§ **YOUR INSTRUCTIONS**
Every record must be written out once more, with nothing added or omitted.

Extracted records
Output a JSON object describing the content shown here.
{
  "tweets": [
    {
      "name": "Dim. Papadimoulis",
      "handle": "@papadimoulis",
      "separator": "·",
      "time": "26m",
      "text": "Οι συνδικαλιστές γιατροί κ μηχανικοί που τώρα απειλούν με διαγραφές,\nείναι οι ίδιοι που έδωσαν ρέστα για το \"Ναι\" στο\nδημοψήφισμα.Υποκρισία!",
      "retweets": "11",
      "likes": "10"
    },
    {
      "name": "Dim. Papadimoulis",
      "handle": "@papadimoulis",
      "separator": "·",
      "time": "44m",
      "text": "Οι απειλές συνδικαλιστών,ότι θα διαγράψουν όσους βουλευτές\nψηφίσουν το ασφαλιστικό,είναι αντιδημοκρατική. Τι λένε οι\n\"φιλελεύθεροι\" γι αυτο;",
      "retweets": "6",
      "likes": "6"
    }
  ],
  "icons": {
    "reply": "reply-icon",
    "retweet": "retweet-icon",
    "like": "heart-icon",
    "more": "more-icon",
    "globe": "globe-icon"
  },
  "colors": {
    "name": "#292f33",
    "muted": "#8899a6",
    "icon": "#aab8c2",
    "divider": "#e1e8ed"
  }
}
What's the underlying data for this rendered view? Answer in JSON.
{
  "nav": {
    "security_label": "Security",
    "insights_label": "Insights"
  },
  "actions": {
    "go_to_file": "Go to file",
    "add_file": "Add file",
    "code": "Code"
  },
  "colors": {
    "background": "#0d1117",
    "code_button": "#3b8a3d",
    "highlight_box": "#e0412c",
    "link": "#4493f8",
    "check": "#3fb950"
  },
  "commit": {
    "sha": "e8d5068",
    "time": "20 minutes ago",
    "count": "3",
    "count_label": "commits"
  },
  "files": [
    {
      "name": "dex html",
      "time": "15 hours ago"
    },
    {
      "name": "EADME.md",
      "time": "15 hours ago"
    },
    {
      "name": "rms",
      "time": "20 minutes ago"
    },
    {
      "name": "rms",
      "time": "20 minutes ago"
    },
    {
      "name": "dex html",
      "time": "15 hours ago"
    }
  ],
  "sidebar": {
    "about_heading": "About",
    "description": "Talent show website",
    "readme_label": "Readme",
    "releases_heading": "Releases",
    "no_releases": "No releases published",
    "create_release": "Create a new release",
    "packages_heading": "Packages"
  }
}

§ **EXERCISE OUTPUT**
Output a JSON object describing the content shown here.
{
  "tweets": [
    {
      "name": "Dim. Papadimoulis",
      "handle": "@papadimoulis",
      "separator": "·",
      "time": "26m",
      "text": "Οι συνδικαλιστές γιατροί κ μηχανικοί που τώρα απειλούν με διαγραφές,\nείναι οι ίδιοι που έδωσαν ρέστα για το \"Ναι\" στο\nδημοψήφισμα.Υποκρισία!",
      "retweets": "11",
      "likes": "10"
    },
    {
      "name": "Dim. Papadimoulis",
      "handle": "@papadimoulis",
      "separator": "·",
      "time": "44m",
      "text": "Οι απειλές συνδικαλιστών,ότι θα διαγράψουν όσους βουλευτές\nψηφίσουν το ασφαλιστικό,είναι αντιδημοκρατική. Τι λένε οι\n\"φιλελεύθεροι\" γι αυτο;",
      "retweets": "6",
      "likes": "6"
    }
  ],
  "icons": {
    "reply": "reply-icon",
    "retweet": "retweet-icon",
    "like": "heart-icon",
    "more": "more-icon",
    "globe": "globe-icon"
  },
  "colors": {
    "name": "#292f33",
    "muted": "#8899a6",
    "icon": "#aab8c2",
    "divider": "#e1e8ed"
  }
}
What's the underlying data for this rendered view? Answer in JSON.
{
  "nav": {
    "security_label": "Security",
    "insights_label": "Insights"
  },
  "actions": {
    "go_to_file": "Go to file",
    "add_file": "Add file",
    "code": "Code"
  },
  "colors": {
    "background": "#0d1117",
    "code_button": "#3b8a3d",
    "highlight_box": "#e0412c",
    "link": "#4493f8",
    "check": "#3fb950"
  },
  "commit": {
    "sha": "e8d5068",
    "time": "20 minutes ago",
    "count": "3",
    "count_label": "commits"
  },
  "files": [
    {
      "name": "dex html",
      "time": "15 hours ago"
    },
    {
      "name": "EADME.md",
      "time": "15 hours ago"
    },
    {
      "name": "rms",
      "time": "20 minutes ago"
    },
    {
      "name": "rms",
      "time": "20 minutes ago"
    },
    {
      "name": "dex html",
      "time": "15 hours ago"
    }
  ],
  "sidebar": {
    "about_heading": "About",
    "description": "Talent show website",
    "readme_label": "Readme",
    "releases_heading": "Releases",
    "no_releases": "No releases published",
    "create_release": "Create a new release",
    "packages_heading": "Packages"
  }
}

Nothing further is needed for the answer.